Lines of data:
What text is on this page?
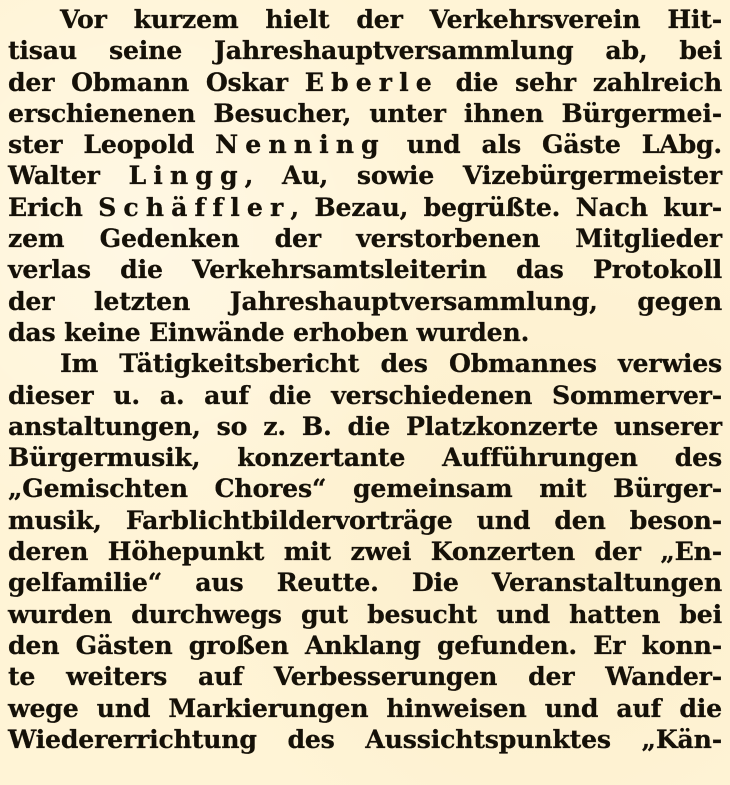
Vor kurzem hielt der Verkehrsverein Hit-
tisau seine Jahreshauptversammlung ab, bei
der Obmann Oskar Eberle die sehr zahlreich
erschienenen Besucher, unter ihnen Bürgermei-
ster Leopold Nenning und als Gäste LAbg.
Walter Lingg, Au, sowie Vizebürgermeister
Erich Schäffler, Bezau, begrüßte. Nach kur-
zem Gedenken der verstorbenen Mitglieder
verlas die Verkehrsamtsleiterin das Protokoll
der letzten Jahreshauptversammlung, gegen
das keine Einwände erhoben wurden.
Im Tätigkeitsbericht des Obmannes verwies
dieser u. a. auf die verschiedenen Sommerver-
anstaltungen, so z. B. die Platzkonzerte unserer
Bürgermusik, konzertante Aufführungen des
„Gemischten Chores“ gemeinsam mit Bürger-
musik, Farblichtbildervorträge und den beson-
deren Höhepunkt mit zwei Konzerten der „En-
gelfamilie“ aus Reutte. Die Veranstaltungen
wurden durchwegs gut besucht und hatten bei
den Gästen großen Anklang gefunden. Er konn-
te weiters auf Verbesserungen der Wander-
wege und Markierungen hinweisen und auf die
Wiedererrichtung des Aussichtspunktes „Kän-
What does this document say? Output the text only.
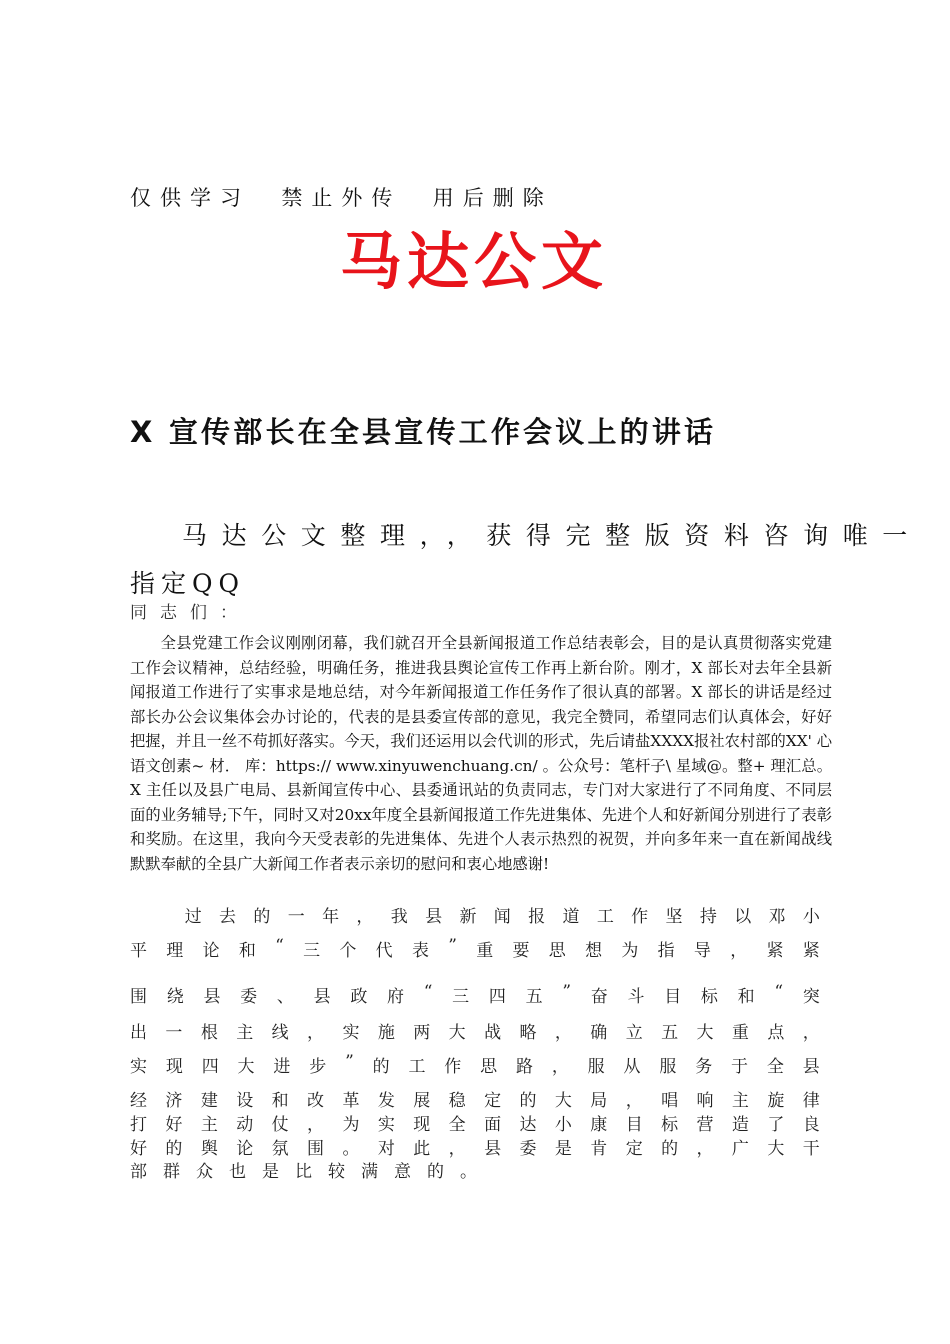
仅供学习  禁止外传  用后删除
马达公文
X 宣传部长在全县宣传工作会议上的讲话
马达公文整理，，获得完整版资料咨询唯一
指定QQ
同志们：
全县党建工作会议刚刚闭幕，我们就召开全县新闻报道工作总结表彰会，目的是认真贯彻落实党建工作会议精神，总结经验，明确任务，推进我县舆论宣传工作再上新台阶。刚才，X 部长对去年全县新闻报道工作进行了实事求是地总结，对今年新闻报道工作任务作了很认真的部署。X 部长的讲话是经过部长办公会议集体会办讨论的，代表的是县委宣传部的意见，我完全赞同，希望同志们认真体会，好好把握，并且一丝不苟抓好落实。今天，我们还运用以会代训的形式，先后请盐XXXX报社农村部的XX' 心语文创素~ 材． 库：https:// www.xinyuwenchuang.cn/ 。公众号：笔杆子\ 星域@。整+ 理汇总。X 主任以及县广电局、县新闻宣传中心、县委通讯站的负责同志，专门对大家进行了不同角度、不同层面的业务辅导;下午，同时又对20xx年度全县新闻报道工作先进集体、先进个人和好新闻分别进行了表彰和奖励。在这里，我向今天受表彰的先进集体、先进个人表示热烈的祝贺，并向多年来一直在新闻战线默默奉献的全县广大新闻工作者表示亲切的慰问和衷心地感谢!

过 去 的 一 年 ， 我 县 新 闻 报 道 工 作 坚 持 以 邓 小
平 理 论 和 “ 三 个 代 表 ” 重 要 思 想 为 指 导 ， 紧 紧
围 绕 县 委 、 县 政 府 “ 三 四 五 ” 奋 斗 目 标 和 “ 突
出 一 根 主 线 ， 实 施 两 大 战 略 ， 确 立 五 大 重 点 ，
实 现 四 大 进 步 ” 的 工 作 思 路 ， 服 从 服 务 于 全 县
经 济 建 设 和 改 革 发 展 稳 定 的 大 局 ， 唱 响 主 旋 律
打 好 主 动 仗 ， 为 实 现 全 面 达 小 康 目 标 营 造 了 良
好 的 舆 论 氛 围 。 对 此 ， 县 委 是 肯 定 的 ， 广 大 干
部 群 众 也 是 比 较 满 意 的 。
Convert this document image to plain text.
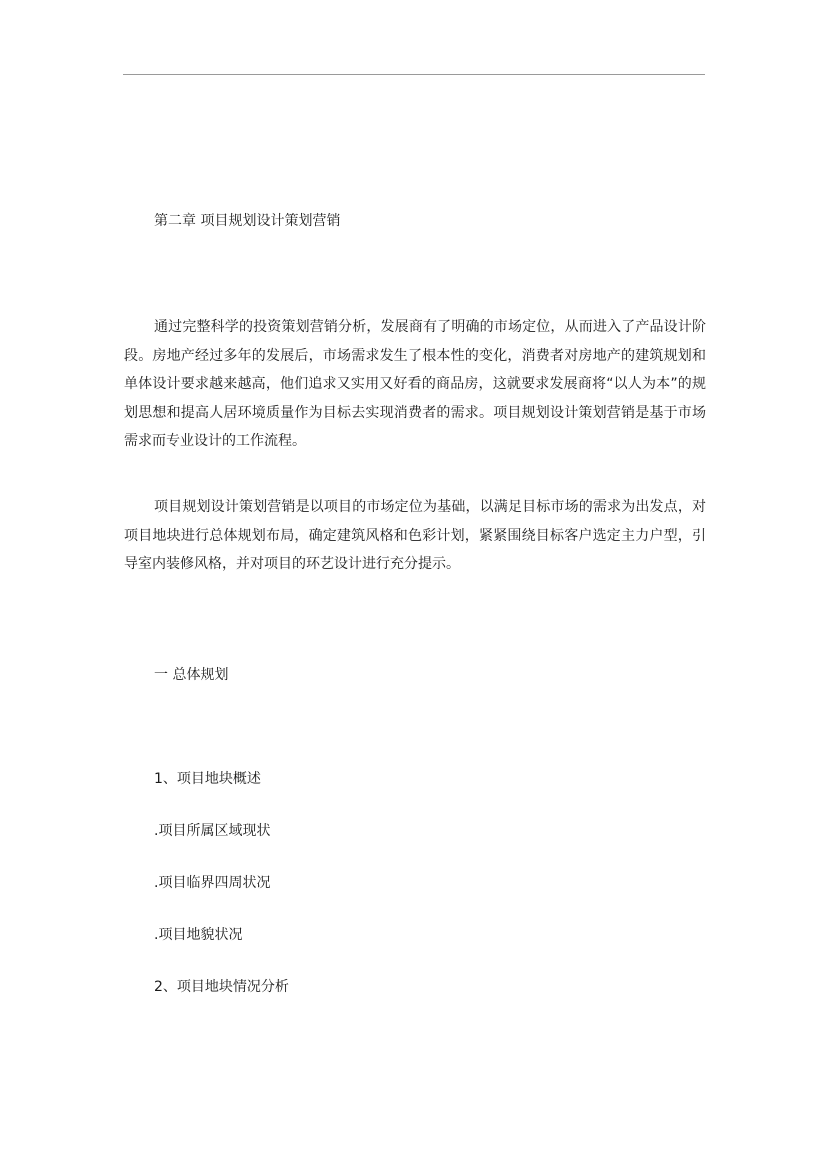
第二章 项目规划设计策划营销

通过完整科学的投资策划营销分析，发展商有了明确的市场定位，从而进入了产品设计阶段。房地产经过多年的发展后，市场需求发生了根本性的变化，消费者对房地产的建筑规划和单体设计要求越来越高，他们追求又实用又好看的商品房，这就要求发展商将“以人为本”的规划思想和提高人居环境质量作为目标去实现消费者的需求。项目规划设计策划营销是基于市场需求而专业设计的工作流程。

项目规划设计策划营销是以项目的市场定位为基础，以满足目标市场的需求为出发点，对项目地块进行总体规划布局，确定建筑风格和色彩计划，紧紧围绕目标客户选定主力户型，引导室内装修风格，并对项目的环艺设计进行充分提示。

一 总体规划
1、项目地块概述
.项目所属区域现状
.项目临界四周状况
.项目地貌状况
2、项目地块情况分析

= GIVEN TASK =
Copy the records word for word, leaving no picture in the copy.

= OUTPUT FOR THIS TASK =
What text is on this page?
Vor kurzem hielt der Verkehrsverein Hit-
tisau seine Jahreshauptversammlung ab, bei
der Obmann Oskar Eberle die sehr zahlreich
erschienenen Besucher, unter ihnen Bürgermei-
ster Leopold Nenning und als Gäste LAbg.
Walter Lingg, Au, sowie Vizebürgermeister
Erich Schäffler, Bezau, begrüßte. Nach kur-
zem Gedenken der verstorbenen Mitglieder
verlas die Verkehrsamtsleiterin das Protokoll
der letzten Jahreshauptversammlung, gegen
das keine Einwände erhoben wurden.
Im Tätigkeitsbericht des Obmannes verwies
dieser u. a. auf die verschiedenen Sommerver-
anstaltungen, so z. B. die Platzkonzerte unserer
Bürgermusik, konzertante Aufführungen des
„Gemischten Chores“ gemeinsam mit Bürger-
musik, Farblichtbildervorträge und den beson-
deren Höhepunkt mit zwei Konzerten der „En-
gelfamilie“ aus Reutte. Die Veranstaltungen
wurden durchwegs gut besucht und hatten bei
den Gästen großen Anklang gefunden. Er konn-
te weiters auf Verbesserungen der Wander-
wege und Markierungen hinweisen und auf die
Wiedererrichtung des Aussichtspunktes „Kän-
What does this document say? Output the text only.
仅供学习  禁止外传  用后删除
马达公文
X 宣传部长在全县宣传工作会议上的讲话
马达公文整理，，获得完整版资料咨询唯一
指定QQ
同志们：
全县党建工作会议刚刚闭幕，我们就召开全县新闻报道工作总结表彰会，目的是认真贯彻落实党建工作会议精神，总结经验，明确任务，推进我县舆论宣传工作再上新台阶。刚才，X 部长对去年全县新闻报道工作进行了实事求是地总结，对今年新闻报道工作任务作了很认真的部署。X 部长的讲话是经过部长办公会议集体会办讨论的，代表的是县委宣传部的意见，我完全赞同，希望同志们认真体会，好好把握，并且一丝不苟抓好落实。今天，我们还运用以会代训的形式，先后请盐XXXX报社农村部的XX' 心语文创素~ 材． 库：https:// www.xinyuwenchuang.cn/ 。公众号：笔杆子\ 星域@。整+ 理汇总。X 主任以及县广电局、县新闻宣传中心、县委通讯站的负责同志，专门对大家进行了不同角度、不同层面的业务辅导;下午，同时又对20xx年度全县新闻报道工作先进集体、先进个人和好新闻分别进行了表彰和奖励。在这里，我向今天受表彰的先进集体、先进个人表示热烈的祝贺，并向多年来一直在新闻战线默默奉献的全县广大新闻工作者表示亲切的慰问和衷心地感谢!

过 去 的 一 年 ， 我 县 新 闻 报 道 工 作 坚 持 以 邓 小
平 理 论 和 “ 三 个 代 表 ” 重 要 思 想 为 指 导 ， 紧 紧
围 绕 县 委 、 县 政 府 “ 三 四 五 ” 奋 斗 目 标 和 “ 突
出 一 根 主 线 ， 实 施 两 大 战 略 ， 确 立 五 大 重 点 ，
实 现 四 大 进 步 ” 的 工 作 思 路 ， 服 从 服 务 于 全 县
经 济 建 设 和 改 革 发 展 稳 定 的 大 局 ， 唱 响 主 旋 律
打 好 主 动 仗 ， 为 实 现 全 面 达 小 康 目 标 营 造 了 良
好 的 舆 论 氛 围 。 对 此 ， 县 委 是 肯 定 的 ， 广 大 干
部 群 众 也 是 比 较 满 意 的 。
Convert this document image to plain text.
第二章 项目规划设计策划营销

通过完整科学的投资策划营销分析，发展商有了明确的市场定位，从而进入了产品设计阶段。房地产经过多年的发展后，市场需求发生了根本性的变化，消费者对房地产的建筑规划和单体设计要求越来越高，他们追求又实用又好看的商品房，这就要求发展商将“以人为本”的规划思想和提高人居环境质量作为目标去实现消费者的需求。项目规划设计策划营销是基于市场需求而专业设计的工作流程。

项目规划设计策划营销是以项目的市场定位为基础，以满足目标市场的需求为出发点，对项目地块进行总体规划布局，确定建筑风格和色彩计划，紧紧围绕目标客户选定主力户型，引导室内装修风格，并对项目的环艺设计进行充分提示。

一 总体规划
1、项目地块概述
.项目所属区域现状
.项目临界四周状况
.项目地貌状况
2、项目地块情况分析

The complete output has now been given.